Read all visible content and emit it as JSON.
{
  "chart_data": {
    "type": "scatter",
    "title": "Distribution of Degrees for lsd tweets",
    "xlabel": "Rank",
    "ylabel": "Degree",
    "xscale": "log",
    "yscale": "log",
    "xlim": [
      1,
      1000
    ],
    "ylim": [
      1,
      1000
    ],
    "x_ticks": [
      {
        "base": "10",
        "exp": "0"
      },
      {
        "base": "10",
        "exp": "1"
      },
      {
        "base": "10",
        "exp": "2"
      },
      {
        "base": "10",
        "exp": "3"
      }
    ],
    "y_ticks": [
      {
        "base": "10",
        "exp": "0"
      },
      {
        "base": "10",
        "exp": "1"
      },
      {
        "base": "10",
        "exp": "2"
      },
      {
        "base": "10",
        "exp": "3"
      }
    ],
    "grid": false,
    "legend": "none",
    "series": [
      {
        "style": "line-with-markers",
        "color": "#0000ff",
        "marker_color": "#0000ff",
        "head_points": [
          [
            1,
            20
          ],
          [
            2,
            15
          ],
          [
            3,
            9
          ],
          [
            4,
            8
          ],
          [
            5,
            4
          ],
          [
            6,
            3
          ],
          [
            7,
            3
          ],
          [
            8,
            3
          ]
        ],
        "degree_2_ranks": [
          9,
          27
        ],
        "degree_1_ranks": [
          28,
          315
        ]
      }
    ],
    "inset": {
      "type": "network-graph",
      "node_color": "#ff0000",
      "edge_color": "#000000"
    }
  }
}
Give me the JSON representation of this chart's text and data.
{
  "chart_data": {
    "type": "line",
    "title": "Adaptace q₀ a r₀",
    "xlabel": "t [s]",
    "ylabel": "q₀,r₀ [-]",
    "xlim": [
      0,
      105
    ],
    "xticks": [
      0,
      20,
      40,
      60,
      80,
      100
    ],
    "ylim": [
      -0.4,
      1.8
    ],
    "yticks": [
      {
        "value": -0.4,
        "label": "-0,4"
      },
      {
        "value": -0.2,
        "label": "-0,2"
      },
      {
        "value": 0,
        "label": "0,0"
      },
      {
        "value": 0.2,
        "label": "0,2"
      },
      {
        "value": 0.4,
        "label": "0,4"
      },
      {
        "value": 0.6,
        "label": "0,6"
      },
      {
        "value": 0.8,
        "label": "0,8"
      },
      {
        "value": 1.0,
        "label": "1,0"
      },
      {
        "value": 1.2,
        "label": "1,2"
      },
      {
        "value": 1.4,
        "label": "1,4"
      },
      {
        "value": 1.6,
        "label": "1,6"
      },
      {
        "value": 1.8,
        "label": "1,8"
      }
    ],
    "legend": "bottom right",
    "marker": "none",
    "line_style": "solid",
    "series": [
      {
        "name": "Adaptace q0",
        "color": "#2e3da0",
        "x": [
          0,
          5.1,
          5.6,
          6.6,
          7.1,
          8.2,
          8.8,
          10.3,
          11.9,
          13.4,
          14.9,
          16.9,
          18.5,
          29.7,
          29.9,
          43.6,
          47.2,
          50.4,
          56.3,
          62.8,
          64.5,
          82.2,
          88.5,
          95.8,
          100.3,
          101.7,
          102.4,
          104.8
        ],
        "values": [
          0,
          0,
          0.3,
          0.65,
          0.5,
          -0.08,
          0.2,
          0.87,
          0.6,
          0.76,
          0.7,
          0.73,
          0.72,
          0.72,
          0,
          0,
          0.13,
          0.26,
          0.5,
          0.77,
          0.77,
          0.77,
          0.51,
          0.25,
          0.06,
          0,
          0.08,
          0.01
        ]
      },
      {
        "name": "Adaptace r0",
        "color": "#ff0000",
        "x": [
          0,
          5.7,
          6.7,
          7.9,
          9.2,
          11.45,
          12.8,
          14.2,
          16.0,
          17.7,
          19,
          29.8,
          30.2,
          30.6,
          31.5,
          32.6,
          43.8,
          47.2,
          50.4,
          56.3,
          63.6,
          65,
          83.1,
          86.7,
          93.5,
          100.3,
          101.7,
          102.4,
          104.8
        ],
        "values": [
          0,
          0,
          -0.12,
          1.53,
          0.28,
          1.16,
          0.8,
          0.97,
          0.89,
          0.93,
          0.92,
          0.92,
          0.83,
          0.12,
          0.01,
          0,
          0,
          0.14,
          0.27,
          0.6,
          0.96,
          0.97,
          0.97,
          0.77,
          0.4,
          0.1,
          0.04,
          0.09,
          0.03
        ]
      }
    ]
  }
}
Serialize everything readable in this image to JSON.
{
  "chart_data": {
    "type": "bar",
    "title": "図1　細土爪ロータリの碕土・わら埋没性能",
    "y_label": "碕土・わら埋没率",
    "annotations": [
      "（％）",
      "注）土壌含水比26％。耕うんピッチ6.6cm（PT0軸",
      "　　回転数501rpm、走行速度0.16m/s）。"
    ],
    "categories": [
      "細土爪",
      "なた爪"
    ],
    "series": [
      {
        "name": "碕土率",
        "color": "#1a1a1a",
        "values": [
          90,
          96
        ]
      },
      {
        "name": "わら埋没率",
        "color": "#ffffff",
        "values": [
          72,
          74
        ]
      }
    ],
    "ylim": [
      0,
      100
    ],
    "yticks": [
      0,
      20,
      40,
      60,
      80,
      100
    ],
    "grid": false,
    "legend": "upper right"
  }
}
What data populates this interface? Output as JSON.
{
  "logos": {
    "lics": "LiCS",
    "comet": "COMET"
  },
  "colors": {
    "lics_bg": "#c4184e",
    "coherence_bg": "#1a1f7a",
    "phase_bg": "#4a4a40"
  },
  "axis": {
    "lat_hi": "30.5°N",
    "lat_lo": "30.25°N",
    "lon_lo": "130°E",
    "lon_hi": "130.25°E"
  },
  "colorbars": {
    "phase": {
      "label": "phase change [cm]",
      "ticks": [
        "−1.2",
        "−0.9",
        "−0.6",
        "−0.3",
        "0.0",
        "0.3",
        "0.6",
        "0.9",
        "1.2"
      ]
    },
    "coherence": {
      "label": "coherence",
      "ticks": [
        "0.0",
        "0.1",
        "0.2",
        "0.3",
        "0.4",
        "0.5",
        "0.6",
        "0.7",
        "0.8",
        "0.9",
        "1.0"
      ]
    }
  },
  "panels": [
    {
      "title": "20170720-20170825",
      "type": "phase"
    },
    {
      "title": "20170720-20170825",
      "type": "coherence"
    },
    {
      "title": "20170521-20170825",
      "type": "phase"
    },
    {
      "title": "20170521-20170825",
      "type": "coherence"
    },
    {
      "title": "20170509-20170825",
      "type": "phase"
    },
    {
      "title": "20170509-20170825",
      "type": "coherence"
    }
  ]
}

______________________________

What is expected =
Exactly reproduce every line of the data above.

Expected answer =
Read all visible content and emit it as JSON.
{
  "chart_data": {
    "type": "scatter",
    "title": "Distribution of Degrees for lsd tweets",
    "xlabel": "Rank",
    "ylabel": "Degree",
    "xscale": "log",
    "yscale": "log",
    "xlim": [
      1,
      1000
    ],
    "ylim": [
      1,
      1000
    ],
    "x_ticks": [
      {
        "base": "10",
        "exp": "0"
      },
      {
        "base": "10",
        "exp": "1"
      },
      {
        "base": "10",
        "exp": "2"
      },
      {
        "base": "10",
        "exp": "3"
      }
    ],
    "y_ticks": [
      {
        "base": "10",
        "exp": "0"
      },
      {
        "base": "10",
        "exp": "1"
      },
      {
        "base": "10",
        "exp": "2"
      },
      {
        "base": "10",
        "exp": "3"
      }
    ],
    "grid": false,
    "legend": "none",
    "series": [
      {
        "style": "line-with-markers",
        "color": "#0000ff",
        "marker_color": "#0000ff",
        "head_points": [
          [
            1,
            20
          ],
          [
            2,
            15
          ],
          [
            3,
            9
          ],
          [
            4,
            8
          ],
          [
            5,
            4
          ],
          [
            6,
            3
          ],
          [
            7,
            3
          ],
          [
            8,
            3
          ]
        ],
        "degree_2_ranks": [
          9,
          27
        ],
        "degree_1_ranks": [
          28,
          315
        ]
      }
    ],
    "inset": {
      "type": "network-graph",
      "node_color": "#ff0000",
      "edge_color": "#000000"
    }
  }
}
Give me the JSON representation of this chart's text and data.
{
  "chart_data": {
    "type": "line",
    "title": "Adaptace q₀ a r₀",
    "xlabel": "t [s]",
    "ylabel": "q₀,r₀ [-]",
    "xlim": [
      0,
      105
    ],
    "xticks": [
      0,
      20,
      40,
      60,
      80,
      100
    ],
    "ylim": [
      -0.4,
      1.8
    ],
    "yticks": [
      {
        "value": -0.4,
        "label": "-0,4"
      },
      {
        "value": -0.2,
        "label": "-0,2"
      },
      {
        "value": 0,
        "label": "0,0"
      },
      {
        "value": 0.2,
        "label": "0,2"
      },
      {
        "value": 0.4,
        "label": "0,4"
      },
      {
        "value": 0.6,
        "label": "0,6"
      },
      {
        "value": 0.8,
        "label": "0,8"
      },
      {
        "value": 1.0,
        "label": "1,0"
      },
      {
        "value": 1.2,
        "label": "1,2"
      },
      {
        "value": 1.4,
        "label": "1,4"
      },
      {
        "value": 1.6,
        "label": "1,6"
      },
      {
        "value": 1.8,
        "label": "1,8"
      }
    ],
    "legend": "bottom right",
    "marker": "none",
    "line_style": "solid",
    "series": [
      {
        "name": "Adaptace q0",
        "color": "#2e3da0",
        "x": [
          0,
          5.1,
          5.6,
          6.6,
          7.1,
          8.2,
          8.8,
          10.3,
          11.9,
          13.4,
          14.9,
          16.9,
          18.5,
          29.7,
          29.9,
          43.6,
          47.2,
          50.4,
          56.3,
          62.8,
          64.5,
          82.2,
          88.5,
          95.8,
          100.3,
          101.7,
          102.4,
          104.8
        ],
        "values": [
          0,
          0,
          0.3,
          0.65,
          0.5,
          -0.08,
          0.2,
          0.87,
          0.6,
          0.76,
          0.7,
          0.73,
          0.72,
          0.72,
          0,
          0,
          0.13,
          0.26,
          0.5,
          0.77,
          0.77,
          0.77,
          0.51,
          0.25,
          0.06,
          0,
          0.08,
          0.01
        ]
      },
      {
        "name": "Adaptace r0",
        "color": "#ff0000",
        "x": [
          0,
          5.7,
          6.7,
          7.9,
          9.2,
          11.45,
          12.8,
          14.2,
          16.0,
          17.7,
          19,
          29.8,
          30.2,
          30.6,
          31.5,
          32.6,
          43.8,
          47.2,
          50.4,
          56.3,
          63.6,
          65,
          83.1,
          86.7,
          93.5,
          100.3,
          101.7,
          102.4,
          104.8
        ],
        "values": [
          0,
          0,
          -0.12,
          1.53,
          0.28,
          1.16,
          0.8,
          0.97,
          0.89,
          0.93,
          0.92,
          0.92,
          0.83,
          0.12,
          0.01,
          0,
          0,
          0.14,
          0.27,
          0.6,
          0.96,
          0.97,
          0.97,
          0.77,
          0.4,
          0.1,
          0.04,
          0.09,
          0.03
        ]
      }
    ]
  }
}
Serialize everything readable in this image to JSON.
{
  "chart_data": {
    "type": "bar",
    "title": "図1　細土爪ロータリの碕土・わら埋没性能",
    "y_label": "碕土・わら埋没率",
    "annotations": [
      "（％）",
      "注）土壌含水比26％。耕うんピッチ6.6cm（PT0軸",
      "　　回転数501rpm、走行速度0.16m/s）。"
    ],
    "categories": [
      "細土爪",
      "なた爪"
    ],
    "series": [
      {
        "name": "碕土率",
        "color": "#1a1a1a",
        "values": [
          90,
          96
        ]
      },
      {
        "name": "わら埋没率",
        "color": "#ffffff",
        "values": [
          72,
          74
        ]
      }
    ],
    "ylim": [
      0,
      100
    ],
    "yticks": [
      0,
      20,
      40,
      60,
      80,
      100
    ],
    "grid": false,
    "legend": "upper right"
  }
}
What data populates this interface? Output as JSON.
{
  "logos": {
    "lics": "LiCS",
    "comet": "COMET"
  },
  "colors": {
    "lics_bg": "#c4184e",
    "coherence_bg": "#1a1f7a",
    "phase_bg": "#4a4a40"
  },
  "axis": {
    "lat_hi": "30.5°N",
    "lat_lo": "30.25°N",
    "lon_lo": "130°E",
    "lon_hi": "130.25°E"
  },
  "colorbars": {
    "phase": {
      "label": "phase change [cm]",
      "ticks": [
        "−1.2",
        "−0.9",
        "−0.6",
        "−0.3",
        "0.0",
        "0.3",
        "0.6",
        "0.9",
        "1.2"
      ]
    },
    "coherence": {
      "label": "coherence",
      "ticks": [
        "0.0",
        "0.1",
        "0.2",
        "0.3",
        "0.4",
        "0.5",
        "0.6",
        "0.7",
        "0.8",
        "0.9",
        "1.0"
      ]
    }
  },
  "panels": [
    {
      "title": "20170720-20170825",
      "type": "phase"
    },
    {
      "title": "20170720-20170825",
      "type": "coherence"
    },
    {
      "title": "20170521-20170825",
      "type": "phase"
    },
    {
      "title": "20170521-20170825",
      "type": "coherence"
    },
    {
      "title": "20170509-20170825",
      "type": "phase"
    },
    {
      "title": "20170509-20170825",
      "type": "coherence"
    }
  ]
}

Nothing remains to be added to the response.